Work instructions:
Nothing but the exact text of the entries should appear in your answer; pictures stay out.

The data:
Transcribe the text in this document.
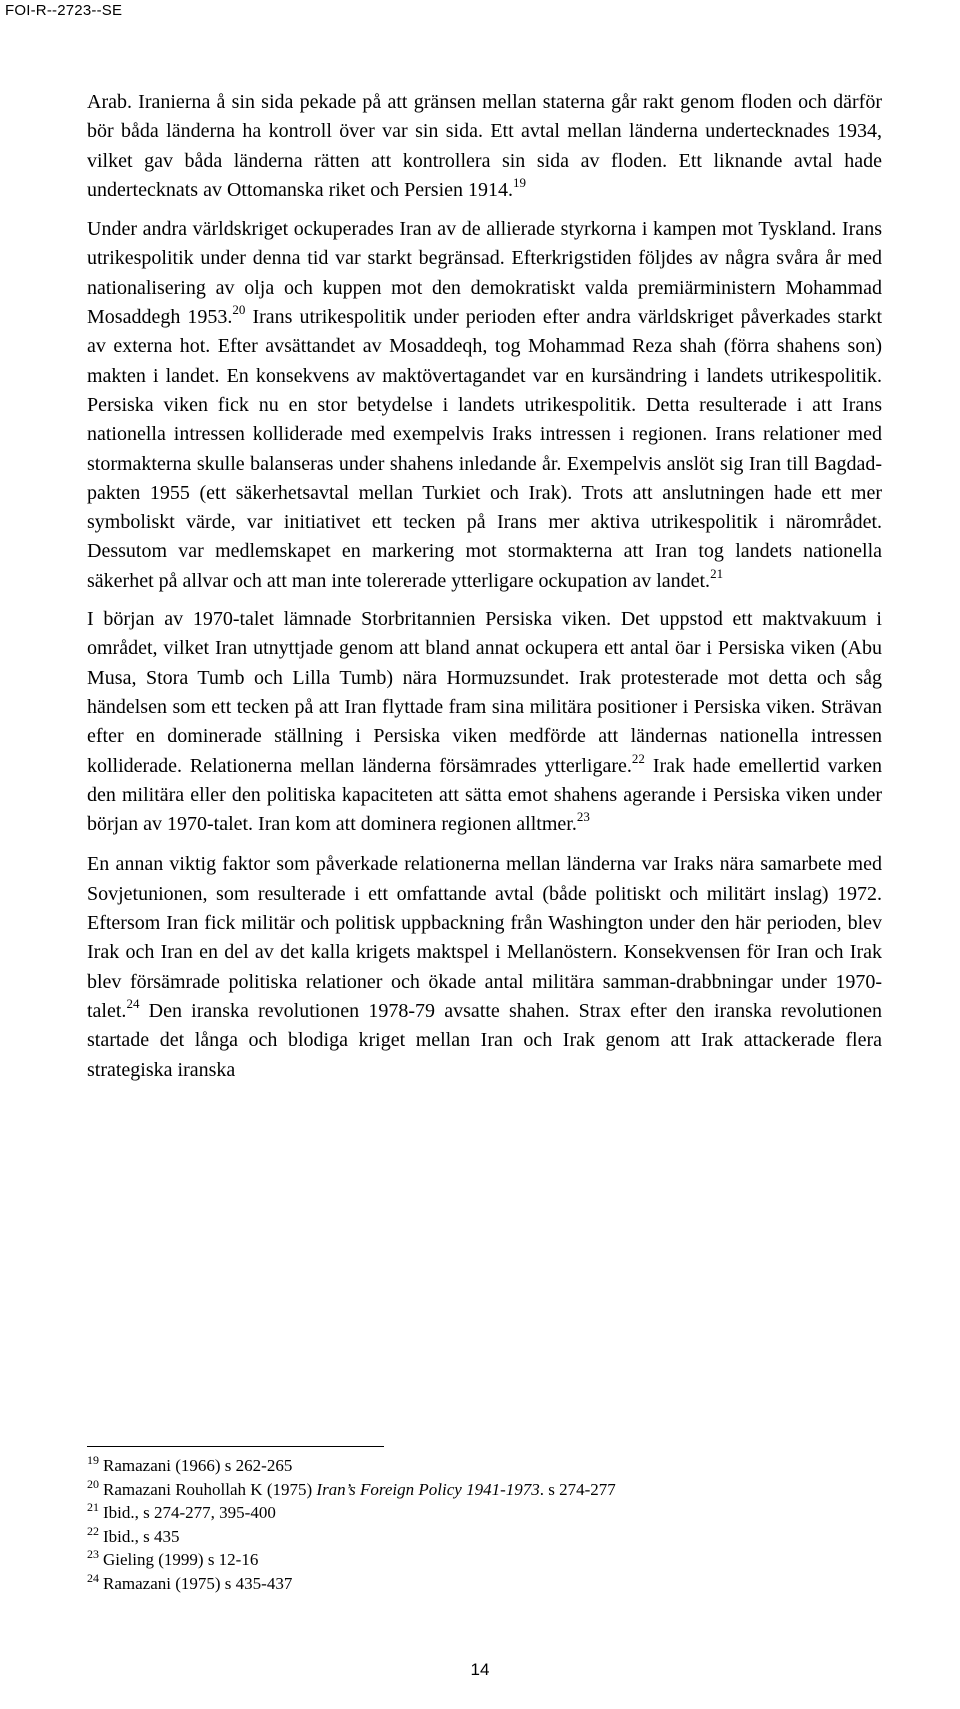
FOI-R--2723--SE

Arab. Iranierna å sin sida pekade på att gränsen mellan staterna går rakt genom floden och därför bör båda länderna ha kontroll över var sin sida. Ett avtal mellan länderna undertecknades 1934, vilket gav båda länderna rätten att kontrollera sin sida av floden. Ett liknande avtal hade undertecknats av Ottomanska riket och Persien 1914.19

Under andra världskriget ockuperades Iran av de allierade styrkorna i kampen mot Tyskland. Irans utrikespolitik under denna tid var starkt begränsad. Efterkrigstiden följdes av några svåra år med nationalisering av olja och kuppen mot den demokratiskt valda premiärministern Mohammad Mosaddegh 1953.20 Irans utrikespolitik under perioden efter andra världskriget påverkades starkt av externa hot. Efter avsättandet av Mosaddeqh, tog Mohammad Reza shah (förra shahens son) makten i landet. En konsekvens av maktövertagandet var en kursändring i landets utrikespolitik. Persiska viken fick nu en stor betydelse i landets utrikespolitik. Detta resulterade i att Irans nationella intressen kolliderade med exempelvis Iraks intressen i regionen. Irans relationer med stormakterna skulle balanseras under shahens inledande år. Exempelvis anslöt sig Iran till Bagdad-pakten 1955 (ett säkerhetsavtal mellan Turkiet och Irak). Trots att anslutningen hade ett mer symboliskt värde, var initiativet ett tecken på Irans mer aktiva utrikespolitik i närområdet. Dessutom var medlemskapet en markering mot stormakterna att Iran tog landets nationella säkerhet på allvar och att man inte tolererade ytterligare ockupation av landet.$^{21}$

I början av 1970-talet lämnade Storbritannien Persiska viken. Det uppstod ett maktvakuum i området, vilket Iran utnyttjade genom att bland annat ockupera ett antal öar i Persiska viken (Abu Musa, Stora Tumb och Lilla Tumb) nära Hormuzsundet. Irak protesterade mot detta och såg händelsen som ett tecken på att Iran flyttade fram sina militära positioner i Persiska viken. Strävan efter en dominerade ställning i Persiska viken medförde att ländernas nationella intressen kolliderade. Relationerna mellan länderna försämrades ytterligare.$^{22}$ Irak hade emellertid varken den militära eller den politiska kapaciteten att sätta emot shahens agerande i Persiska viken under början av 1970-talet. Iran kom att dominera regionen alltmer.$^{23}$

En annan viktig faktor som påverkade relationerna mellan länderna var Iraks nära samarbete med Sovjetunionen, som resulterade i ett omfattande avtal (både politiskt och militärt inslag) 1972. Eftersom Iran fick militär och politisk uppbackning från Washington under den här perioden, blev Irak och Iran en del av det kalla krigets maktspel i Mellanöstern. Konsekvensen för Iran och Irak blev försämrade politiska relationer och ökade antal militära samman-drabbningar under 1970-talet.$^{24}$ Den iranska revolutionen 1978-79 avsatte shahen. Strax efter den iranska revolutionen startade det långa och blodiga kriget mellan Iran och Irak genom att Irak attackerade flera strategiska iranska

$^{19}$ Ramazani (1966) s 262-265
$^{20}$ Ramazani Rouhollah K (1975) Iran’s Foreign Policy 1941-1973. s 274-277
$^{21}$ Ibid., s 274-277, 395-400
$^{22}$ Ibid., s 435
$^{23}$ Gieling (1999) s 12-16
$^{24}$ Ramazani (1975) s 435-437
14
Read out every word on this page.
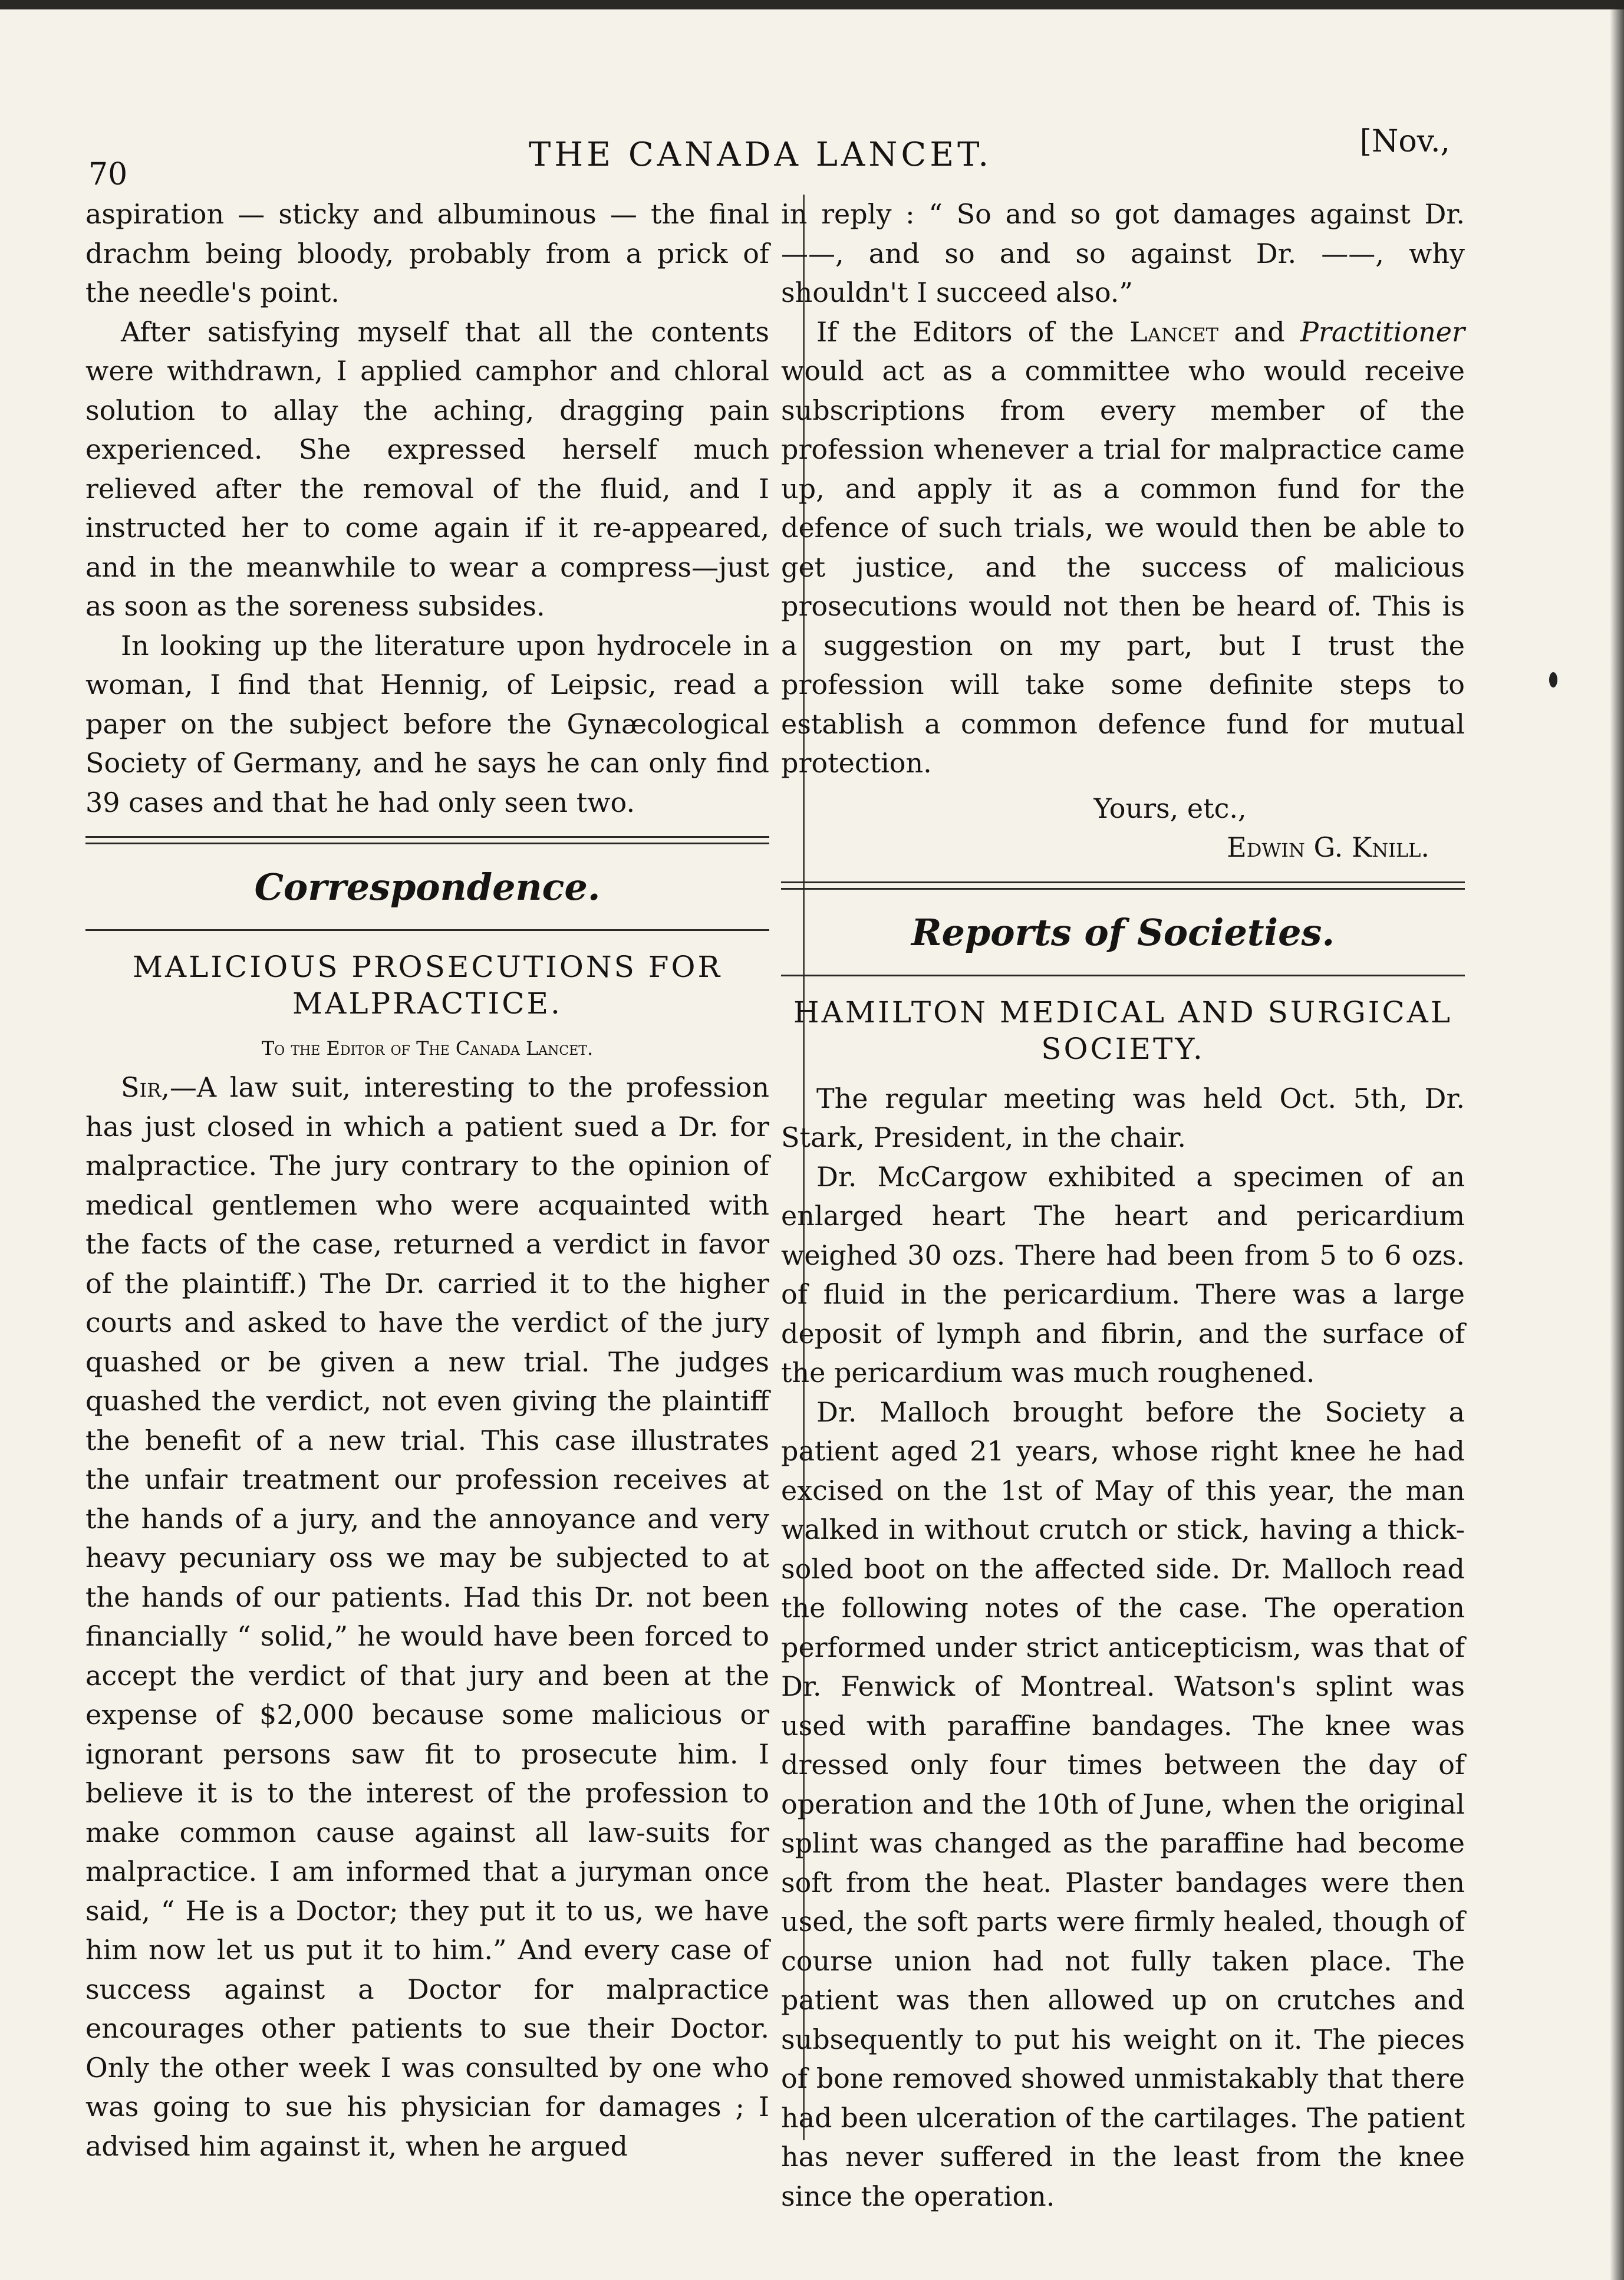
70
THE CANADA LANCET.	[Nov.,

aspiration — sticky and albuminous — the final drachm being bloody, probably from a prick of the needle's point.

After satisfying myself that all the contents were withdrawn, I applied camphor and chloral solution to allay the aching, dragging pain experienced. She expressed herself much relieved after the removal of the fluid, and I instructed her to come again if it re-appeared, and in the meanwhile to wear a compress—just as soon as the soreness subsides.

In looking up the literature upon hydrocele in woman, I find that Hennig, of Leipsic, read a paper on the subject before the Gynæcological Society of Germany, and he says he can only find 39 cases and that he had only seen two.

Correspondence.
MALICIOUS PROSECUTIONS FOR MALPRACTICE.
To the Editor of The Canada Lancet.

Sir,—A law suit, interesting to the profession has just closed in which a patient sued a Dr. for malpractice. The jury contrary to the opinion of medical gentlemen who were acquainted with the facts of the case, returned a verdict in favor of the plaintiff.) The Dr. carried it to the higher courts and asked to have the verdict of the jury quashed or be given a new trial. The judges quashed the verdict, not even giving the plaintiff the benefit of a new trial. This case illustrates the unfair treatment our profession receives at the hands of a jury, and the annoyance and very heavy pecuniary oss we may be subjected to at the hands of our patients. Had this Dr. not been financially “ solid,” he would have been forced to accept the verdict of that jury and been at the expense of $2,000 because some malicious or ignorant persons saw fit to prosecute him. I believe it is to the interest of the profession to make common cause against all law-suits for malpractice. I am informed that a juryman once said, “ He is a Doctor; they put it to us, we have him now let us put it to him.” And every case of success against a Doctor for malpractice encourages other patients to sue their Doctor. Only the other week I was consulted by one who was going to sue his physician for damages ; I advised him against it, when he argued

in reply : “ So and so got damages against Dr.——, and so and so against Dr. ——, why shouldn't I succeed also.”

If the Editors of the Lancet and Practitioner would act as a committee who would receive subscriptions from every member of the profession whenever a trial for malpractice came up, and apply it as a common fund for the defence of such trials, we would then be able to get justice, and the success of malicious prosecutions would not then be heard of. This is a suggestion on my part, but I trust the profession will take some definite steps to establish a common defence fund for mutual protection.

Yours, etc.,

Edwin G. Knill.

Reports of Societies.
HAMILTON MEDICAL AND SURGICAL SOCIETY.

The regular meeting was held Oct. 5th, Dr. Stark, President, in the chair.

Dr. McCargow exhibited a specimen of an enlarged heart The heart and pericardium weighed 30 ozs. There had been from 5 to 6 ozs. of fluid in the pericardium. There was a large deposit of lymph and fibrin, and the surface of the pericardium was much roughened.

Dr. Malloch brought before the Society a patient aged 21 years, whose right knee he had excised on the 1st of May of this year, the man walked in without crutch or stick, having a thick-soled boot on the affected side. Dr. Malloch read the following notes of the case. The operation performed under strict anticepticism, was that of Dr. Fenwick of Montreal. Watson's splint was used with paraffine bandages. The knee was dressed only four times between the day of operation and the 10th of June, when the original splint was changed as the paraffine had become soft from the heat. Plaster bandages were then used, the soft parts were firmly healed, though of course union had not fully taken place. The patient was then allowed up on crutches and subsequently to put his weight on it. The pieces of bone removed showed unmistakably that there had been ulceration of the cartilages. The patient has never suffered in the least from the knee since the operation.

Reply:
Transcribe the text in this document.
FOI-R--2723--SE

Arab. Iranierna å sin sida pekade på att gränsen mellan staterna går rakt genom floden och därför bör båda länderna ha kontroll över var sin sida. Ett avtal mellan länderna undertecknades 1934, vilket gav båda länderna rätten att kontrollera sin sida av floden. Ett liknande avtal hade undertecknats av Ottomanska riket och Persien 1914.19

Under andra världskriget ockuperades Iran av de allierade styrkorna i kampen mot Tyskland. Irans utrikespolitik under denna tid var starkt begränsad. Efterkrigstiden följdes av några svåra år med nationalisering av olja och kuppen mot den demokratiskt valda premiärministern Mohammad Mosaddegh 1953.20 Irans utrikespolitik under perioden efter andra världskriget påverkades starkt av externa hot. Efter avsättandet av Mosaddeqh, tog Mohammad Reza shah (förra shahens son) makten i landet. En konsekvens av maktövertagandet var en kursändring i landets utrikespolitik. Persiska viken fick nu en stor betydelse i landets utrikespolitik. Detta resulterade i att Irans nationella intressen kolliderade med exempelvis Iraks intressen i regionen. Irans relationer med stormakterna skulle balanseras under shahens inledande år. Exempelvis anslöt sig Iran till Bagdad-pakten 1955 (ett säkerhetsavtal mellan Turkiet och Irak). Trots att anslutningen hade ett mer symboliskt värde, var initiativet ett tecken på Irans mer aktiva utrikespolitik i närområdet. Dessutom var medlemskapet en markering mot stormakterna att Iran tog landets nationella säkerhet på allvar och att man inte tolererade ytterligare ockupation av landet.$^{21}$

I början av 1970-talet lämnade Storbritannien Persiska viken. Det uppstod ett maktvakuum i området, vilket Iran utnyttjade genom att bland annat ockupera ett antal öar i Persiska viken (Abu Musa, Stora Tumb och Lilla Tumb) nära Hormuzsundet. Irak protesterade mot detta och såg händelsen som ett tecken på att Iran flyttade fram sina militära positioner i Persiska viken. Strävan efter en dominerade ställning i Persiska viken medförde att ländernas nationella intressen kolliderade. Relationerna mellan länderna försämrades ytterligare.$^{22}$ Irak hade emellertid varken den militära eller den politiska kapaciteten att sätta emot shahens agerande i Persiska viken under början av 1970-talet. Iran kom att dominera regionen alltmer.$^{23}$

En annan viktig faktor som påverkade relationerna mellan länderna var Iraks nära samarbete med Sovjetunionen, som resulterade i ett omfattande avtal (både politiskt och militärt inslag) 1972. Eftersom Iran fick militär och politisk uppbackning från Washington under den här perioden, blev Irak och Iran en del av det kalla krigets maktspel i Mellanöstern. Konsekvensen för Iran och Irak blev försämrade politiska relationer och ökade antal militära samman-drabbningar under 1970-talet.$^{24}$ Den iranska revolutionen 1978-79 avsatte shahen. Strax efter den iranska revolutionen startade det långa och blodiga kriget mellan Iran och Irak genom att Irak attackerade flera strategiska iranska

$^{19}$ Ramazani (1966) s 262-265
$^{20}$ Ramazani Rouhollah K (1975) Iran’s Foreign Policy 1941-1973. s 274-277
$^{21}$ Ibid., s 274-277, 395-400
$^{22}$ Ibid., s 435
$^{23}$ Gieling (1999) s 12-16
$^{24}$ Ramazani (1975) s 435-437
14
Read out every word on this page.
70
THE CANADA LANCET.	[Nov.,

aspiration — sticky and albuminous — the final drachm being bloody, probably from a prick of the needle's point.

After satisfying myself that all the contents were withdrawn, I applied camphor and chloral solution to allay the aching, dragging pain experienced. She expressed herself much relieved after the removal of the fluid, and I instructed her to come again if it re-appeared, and in the meanwhile to wear a compress—just as soon as the soreness subsides.

In looking up the literature upon hydrocele in woman, I find that Hennig, of Leipsic, read a paper on the subject before the Gynæcological Society of Germany, and he says he can only find 39 cases and that he had only seen two.

Correspondence.
MALICIOUS PROSECUTIONS FOR MALPRACTICE.
To the Editor of The Canada Lancet.

Sir,—A law suit, interesting to the profession has just closed in which a patient sued a Dr. for malpractice. The jury contrary to the opinion of medical gentlemen who were acquainted with the facts of the case, returned a verdict in favor of the plaintiff.) The Dr. carried it to the higher courts and asked to have the verdict of the jury quashed or be given a new trial. The judges quashed the verdict, not even giving the plaintiff the benefit of a new trial. This case illustrates the unfair treatment our profession receives at the hands of a jury, and the annoyance and very heavy pecuniary oss we may be subjected to at the hands of our patients. Had this Dr. not been financially “ solid,” he would have been forced to accept the verdict of that jury and been at the expense of $2,000 because some malicious or ignorant persons saw fit to prosecute him. I believe it is to the interest of the profession to make common cause against all law-suits for malpractice. I am informed that a juryman once said, “ He is a Doctor; they put it to us, we have him now let us put it to him.” And every case of success against a Doctor for malpractice encourages other patients to sue their Doctor. Only the other week I was consulted by one who was going to sue his physician for damages ; I advised him against it, when he argued

in reply : “ So and so got damages against Dr.——, and so and so against Dr. ——, why shouldn't I succeed also.”

If the Editors of the Lancet and Practitioner would act as a committee who would receive subscriptions from every member of the profession whenever a trial for malpractice came up, and apply it as a common fund for the defence of such trials, we would then be able to get justice, and the success of malicious prosecutions would not then be heard of. This is a suggestion on my part, but I trust the profession will take some definite steps to establish a common defence fund for mutual protection.

Yours, etc.,

Edwin G. Knill.

Reports of Societies.
HAMILTON MEDICAL AND SURGICAL SOCIETY.

The regular meeting was held Oct. 5th, Dr. Stark, President, in the chair.

Dr. McCargow exhibited a specimen of an enlarged heart The heart and pericardium weighed 30 ozs. There had been from 5 to 6 ozs. of fluid in the pericardium. There was a large deposit of lymph and fibrin, and the surface of the pericardium was much roughened.

Dr. Malloch brought before the Society a patient aged 21 years, whose right knee he had excised on the 1st of May of this year, the man walked in without crutch or stick, having a thick-soled boot on the affected side. Dr. Malloch read the following notes of the case. The operation performed under strict anticepticism, was that of Dr. Fenwick of Montreal. Watson's splint was used with paraffine bandages. The knee was dressed only four times between the day of operation and the 10th of June, when the original splint was changed as the paraffine had become soft from the heat. Plaster bandages were then used, the soft parts were firmly healed, though of course union had not fully taken place. The patient was then allowed up on crutches and subsequently to put his weight on it. The pieces of bone removed showed unmistakably that there had been ulceration of the cartilages. The patient has never suffered in the least from the knee since the operation.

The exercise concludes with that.